* REQUIREMENT *
Locate the word "BLUE" in the data below, then copy every line that holds it.

□ □ □ □ □

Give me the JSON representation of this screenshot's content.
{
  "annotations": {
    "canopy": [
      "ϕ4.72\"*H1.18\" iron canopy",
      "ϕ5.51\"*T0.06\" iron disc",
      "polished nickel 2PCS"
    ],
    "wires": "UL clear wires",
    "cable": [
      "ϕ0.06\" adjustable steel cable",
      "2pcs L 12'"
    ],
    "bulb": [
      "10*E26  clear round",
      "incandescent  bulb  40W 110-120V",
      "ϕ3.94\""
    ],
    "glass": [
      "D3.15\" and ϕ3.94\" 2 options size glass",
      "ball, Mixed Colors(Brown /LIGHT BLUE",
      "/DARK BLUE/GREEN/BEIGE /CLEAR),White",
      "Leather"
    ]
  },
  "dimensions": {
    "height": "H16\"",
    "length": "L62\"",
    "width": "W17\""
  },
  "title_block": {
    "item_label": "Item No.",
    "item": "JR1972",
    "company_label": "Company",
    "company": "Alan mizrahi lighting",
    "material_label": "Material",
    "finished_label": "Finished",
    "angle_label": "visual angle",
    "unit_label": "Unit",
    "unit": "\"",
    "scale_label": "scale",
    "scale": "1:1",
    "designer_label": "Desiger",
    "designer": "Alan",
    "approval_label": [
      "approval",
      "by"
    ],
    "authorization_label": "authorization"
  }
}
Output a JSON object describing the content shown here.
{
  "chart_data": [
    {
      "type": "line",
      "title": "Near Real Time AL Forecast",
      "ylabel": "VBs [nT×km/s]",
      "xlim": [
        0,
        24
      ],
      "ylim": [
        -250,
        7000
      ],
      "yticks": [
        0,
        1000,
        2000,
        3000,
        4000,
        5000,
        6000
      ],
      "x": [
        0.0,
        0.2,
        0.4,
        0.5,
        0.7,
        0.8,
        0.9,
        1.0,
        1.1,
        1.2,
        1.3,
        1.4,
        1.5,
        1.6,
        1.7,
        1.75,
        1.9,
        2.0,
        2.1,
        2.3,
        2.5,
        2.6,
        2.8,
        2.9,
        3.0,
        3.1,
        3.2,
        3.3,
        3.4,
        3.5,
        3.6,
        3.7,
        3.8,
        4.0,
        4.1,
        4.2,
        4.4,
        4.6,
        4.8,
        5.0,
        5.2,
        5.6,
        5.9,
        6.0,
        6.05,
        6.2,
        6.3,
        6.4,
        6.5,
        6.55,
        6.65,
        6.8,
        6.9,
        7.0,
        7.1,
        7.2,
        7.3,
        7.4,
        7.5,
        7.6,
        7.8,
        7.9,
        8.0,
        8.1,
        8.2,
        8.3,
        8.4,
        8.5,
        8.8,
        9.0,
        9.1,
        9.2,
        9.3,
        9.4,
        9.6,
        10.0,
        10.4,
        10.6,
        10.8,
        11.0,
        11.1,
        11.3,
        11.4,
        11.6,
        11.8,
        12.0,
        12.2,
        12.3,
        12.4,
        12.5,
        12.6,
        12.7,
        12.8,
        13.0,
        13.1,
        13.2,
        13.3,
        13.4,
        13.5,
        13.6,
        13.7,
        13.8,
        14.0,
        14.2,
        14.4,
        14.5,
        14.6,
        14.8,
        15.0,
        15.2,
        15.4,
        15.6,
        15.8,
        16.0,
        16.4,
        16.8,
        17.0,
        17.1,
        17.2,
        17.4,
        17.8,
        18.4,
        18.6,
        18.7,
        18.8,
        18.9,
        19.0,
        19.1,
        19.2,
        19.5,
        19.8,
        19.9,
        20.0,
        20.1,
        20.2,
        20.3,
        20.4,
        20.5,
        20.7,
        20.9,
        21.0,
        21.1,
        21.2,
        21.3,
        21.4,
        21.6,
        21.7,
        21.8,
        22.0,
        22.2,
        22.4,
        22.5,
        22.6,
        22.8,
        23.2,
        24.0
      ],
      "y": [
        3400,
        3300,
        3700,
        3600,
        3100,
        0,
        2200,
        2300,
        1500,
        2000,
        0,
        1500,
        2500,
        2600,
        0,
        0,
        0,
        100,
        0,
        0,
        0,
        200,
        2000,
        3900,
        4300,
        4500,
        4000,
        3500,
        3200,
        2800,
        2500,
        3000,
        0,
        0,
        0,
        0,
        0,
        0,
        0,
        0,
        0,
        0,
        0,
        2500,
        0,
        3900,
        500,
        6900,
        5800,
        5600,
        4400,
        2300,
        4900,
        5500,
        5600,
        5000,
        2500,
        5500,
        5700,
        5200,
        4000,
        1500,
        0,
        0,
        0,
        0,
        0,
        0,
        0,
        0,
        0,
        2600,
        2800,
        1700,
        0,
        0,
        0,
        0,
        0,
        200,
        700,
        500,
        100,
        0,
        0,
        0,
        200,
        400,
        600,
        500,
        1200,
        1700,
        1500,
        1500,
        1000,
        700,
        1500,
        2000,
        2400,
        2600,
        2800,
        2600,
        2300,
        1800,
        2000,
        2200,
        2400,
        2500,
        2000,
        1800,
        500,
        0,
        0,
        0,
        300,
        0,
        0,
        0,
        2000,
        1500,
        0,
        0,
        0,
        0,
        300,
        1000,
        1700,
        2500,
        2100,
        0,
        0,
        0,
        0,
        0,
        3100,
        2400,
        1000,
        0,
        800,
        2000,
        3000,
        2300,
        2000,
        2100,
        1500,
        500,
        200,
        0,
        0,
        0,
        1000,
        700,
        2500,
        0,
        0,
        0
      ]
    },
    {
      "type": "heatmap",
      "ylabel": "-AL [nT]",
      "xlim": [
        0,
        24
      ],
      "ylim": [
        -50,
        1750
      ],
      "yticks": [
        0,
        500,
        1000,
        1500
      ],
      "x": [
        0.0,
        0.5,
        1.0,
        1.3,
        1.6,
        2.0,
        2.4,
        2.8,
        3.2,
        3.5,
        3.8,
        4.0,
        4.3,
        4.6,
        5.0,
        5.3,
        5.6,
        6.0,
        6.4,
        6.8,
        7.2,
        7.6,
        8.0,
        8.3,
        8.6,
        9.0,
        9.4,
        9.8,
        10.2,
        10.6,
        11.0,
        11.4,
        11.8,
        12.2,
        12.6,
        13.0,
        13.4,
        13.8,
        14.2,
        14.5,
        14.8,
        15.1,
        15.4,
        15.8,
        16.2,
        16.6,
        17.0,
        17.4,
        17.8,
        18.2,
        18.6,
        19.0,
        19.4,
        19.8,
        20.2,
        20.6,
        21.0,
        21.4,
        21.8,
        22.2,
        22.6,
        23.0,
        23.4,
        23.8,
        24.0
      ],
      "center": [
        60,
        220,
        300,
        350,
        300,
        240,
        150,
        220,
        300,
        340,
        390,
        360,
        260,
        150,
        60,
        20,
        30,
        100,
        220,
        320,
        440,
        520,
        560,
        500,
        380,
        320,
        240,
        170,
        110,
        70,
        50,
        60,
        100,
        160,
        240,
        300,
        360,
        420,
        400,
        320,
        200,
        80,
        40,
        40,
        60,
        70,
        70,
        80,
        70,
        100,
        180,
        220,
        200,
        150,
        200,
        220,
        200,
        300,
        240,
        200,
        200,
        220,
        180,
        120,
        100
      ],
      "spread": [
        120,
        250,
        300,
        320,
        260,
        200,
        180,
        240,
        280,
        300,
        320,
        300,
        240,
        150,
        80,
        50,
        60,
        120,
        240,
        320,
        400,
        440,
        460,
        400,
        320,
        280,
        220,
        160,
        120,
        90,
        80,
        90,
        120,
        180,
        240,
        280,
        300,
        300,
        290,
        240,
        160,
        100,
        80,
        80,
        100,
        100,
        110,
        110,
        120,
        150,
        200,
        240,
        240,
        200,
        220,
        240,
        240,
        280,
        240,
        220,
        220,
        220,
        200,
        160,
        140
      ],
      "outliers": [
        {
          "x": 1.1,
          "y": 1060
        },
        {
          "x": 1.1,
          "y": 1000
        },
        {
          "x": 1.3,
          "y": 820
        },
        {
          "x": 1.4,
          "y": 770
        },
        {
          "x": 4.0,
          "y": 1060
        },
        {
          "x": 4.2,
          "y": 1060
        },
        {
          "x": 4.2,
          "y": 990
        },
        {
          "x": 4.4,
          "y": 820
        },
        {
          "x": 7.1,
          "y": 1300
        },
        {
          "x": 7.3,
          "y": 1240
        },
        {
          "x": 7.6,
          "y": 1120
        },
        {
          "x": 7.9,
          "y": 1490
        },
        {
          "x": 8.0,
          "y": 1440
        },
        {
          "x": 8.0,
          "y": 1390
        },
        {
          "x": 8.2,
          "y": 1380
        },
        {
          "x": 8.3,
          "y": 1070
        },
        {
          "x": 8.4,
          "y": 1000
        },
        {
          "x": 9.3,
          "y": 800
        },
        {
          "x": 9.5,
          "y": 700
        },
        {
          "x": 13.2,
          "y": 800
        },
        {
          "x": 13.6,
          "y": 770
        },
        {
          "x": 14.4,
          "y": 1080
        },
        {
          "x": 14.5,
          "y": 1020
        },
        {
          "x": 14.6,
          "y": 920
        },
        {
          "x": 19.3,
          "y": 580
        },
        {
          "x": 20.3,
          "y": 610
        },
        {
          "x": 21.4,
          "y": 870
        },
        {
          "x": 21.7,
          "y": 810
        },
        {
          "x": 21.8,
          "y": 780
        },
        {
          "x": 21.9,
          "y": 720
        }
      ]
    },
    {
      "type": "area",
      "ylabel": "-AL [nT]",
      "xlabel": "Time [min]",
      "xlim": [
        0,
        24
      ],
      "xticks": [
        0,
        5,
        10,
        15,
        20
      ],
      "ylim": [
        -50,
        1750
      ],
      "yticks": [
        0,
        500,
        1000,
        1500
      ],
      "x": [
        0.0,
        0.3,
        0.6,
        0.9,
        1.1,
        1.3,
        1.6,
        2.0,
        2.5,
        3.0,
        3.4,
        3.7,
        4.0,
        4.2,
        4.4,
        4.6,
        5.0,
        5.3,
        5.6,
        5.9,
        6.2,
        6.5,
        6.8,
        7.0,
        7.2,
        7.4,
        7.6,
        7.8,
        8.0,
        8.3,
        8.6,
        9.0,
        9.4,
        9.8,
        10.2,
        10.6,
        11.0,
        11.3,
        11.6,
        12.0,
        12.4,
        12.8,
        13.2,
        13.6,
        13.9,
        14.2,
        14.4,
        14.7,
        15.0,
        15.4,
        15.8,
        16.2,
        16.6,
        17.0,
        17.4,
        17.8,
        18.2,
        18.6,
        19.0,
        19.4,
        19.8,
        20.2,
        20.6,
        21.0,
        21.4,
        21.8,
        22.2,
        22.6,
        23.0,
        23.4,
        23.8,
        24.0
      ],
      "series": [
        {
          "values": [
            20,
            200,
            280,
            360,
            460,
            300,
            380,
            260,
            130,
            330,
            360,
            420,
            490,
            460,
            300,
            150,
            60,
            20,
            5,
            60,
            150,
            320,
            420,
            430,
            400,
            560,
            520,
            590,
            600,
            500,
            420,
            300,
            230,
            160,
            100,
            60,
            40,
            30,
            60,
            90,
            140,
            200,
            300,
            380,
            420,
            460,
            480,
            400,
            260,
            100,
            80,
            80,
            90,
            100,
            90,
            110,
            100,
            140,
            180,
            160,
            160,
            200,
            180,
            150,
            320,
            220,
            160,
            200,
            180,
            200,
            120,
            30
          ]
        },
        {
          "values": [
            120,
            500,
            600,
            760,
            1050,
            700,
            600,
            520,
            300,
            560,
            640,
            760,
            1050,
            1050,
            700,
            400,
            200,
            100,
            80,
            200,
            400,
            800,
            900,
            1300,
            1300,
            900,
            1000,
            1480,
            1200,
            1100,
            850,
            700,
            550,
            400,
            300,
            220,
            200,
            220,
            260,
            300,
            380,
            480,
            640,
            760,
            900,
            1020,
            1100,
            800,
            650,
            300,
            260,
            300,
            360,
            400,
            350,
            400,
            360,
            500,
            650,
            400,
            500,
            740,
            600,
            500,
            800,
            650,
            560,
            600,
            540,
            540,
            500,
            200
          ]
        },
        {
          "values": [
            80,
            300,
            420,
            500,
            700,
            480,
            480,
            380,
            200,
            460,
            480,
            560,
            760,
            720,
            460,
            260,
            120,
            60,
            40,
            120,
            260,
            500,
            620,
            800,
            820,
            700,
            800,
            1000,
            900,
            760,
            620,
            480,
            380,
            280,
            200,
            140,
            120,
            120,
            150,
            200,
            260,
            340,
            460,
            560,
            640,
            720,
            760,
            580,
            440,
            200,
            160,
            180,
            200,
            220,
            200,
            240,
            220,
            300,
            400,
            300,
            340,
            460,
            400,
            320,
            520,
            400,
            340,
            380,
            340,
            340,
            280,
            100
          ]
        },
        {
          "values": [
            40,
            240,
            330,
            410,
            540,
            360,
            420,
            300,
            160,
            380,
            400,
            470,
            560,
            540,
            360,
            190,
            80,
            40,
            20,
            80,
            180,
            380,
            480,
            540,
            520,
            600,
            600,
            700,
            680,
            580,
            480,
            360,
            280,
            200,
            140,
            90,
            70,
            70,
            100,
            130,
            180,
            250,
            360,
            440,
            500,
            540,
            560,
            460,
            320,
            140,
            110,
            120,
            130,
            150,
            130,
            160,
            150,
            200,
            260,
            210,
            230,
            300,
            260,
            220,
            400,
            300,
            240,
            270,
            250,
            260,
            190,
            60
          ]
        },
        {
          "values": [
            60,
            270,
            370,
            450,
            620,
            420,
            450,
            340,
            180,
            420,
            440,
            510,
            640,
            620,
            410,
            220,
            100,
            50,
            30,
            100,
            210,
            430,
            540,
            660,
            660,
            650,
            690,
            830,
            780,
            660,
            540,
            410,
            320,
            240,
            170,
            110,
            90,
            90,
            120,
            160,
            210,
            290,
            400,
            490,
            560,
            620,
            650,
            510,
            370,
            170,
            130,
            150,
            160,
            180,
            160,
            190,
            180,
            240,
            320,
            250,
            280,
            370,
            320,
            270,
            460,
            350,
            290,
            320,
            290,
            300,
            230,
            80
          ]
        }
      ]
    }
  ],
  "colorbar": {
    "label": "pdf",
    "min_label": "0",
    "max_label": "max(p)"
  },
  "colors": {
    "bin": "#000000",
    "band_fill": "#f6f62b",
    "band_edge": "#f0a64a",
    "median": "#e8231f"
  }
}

□ □ □ □ □

* EXERCISE ANSWER *
      "ball, Mixed Colors(Brown /LIGHT BLUE",
      "/DARK BLUE/GREEN/BEIGE /CLEAR),White",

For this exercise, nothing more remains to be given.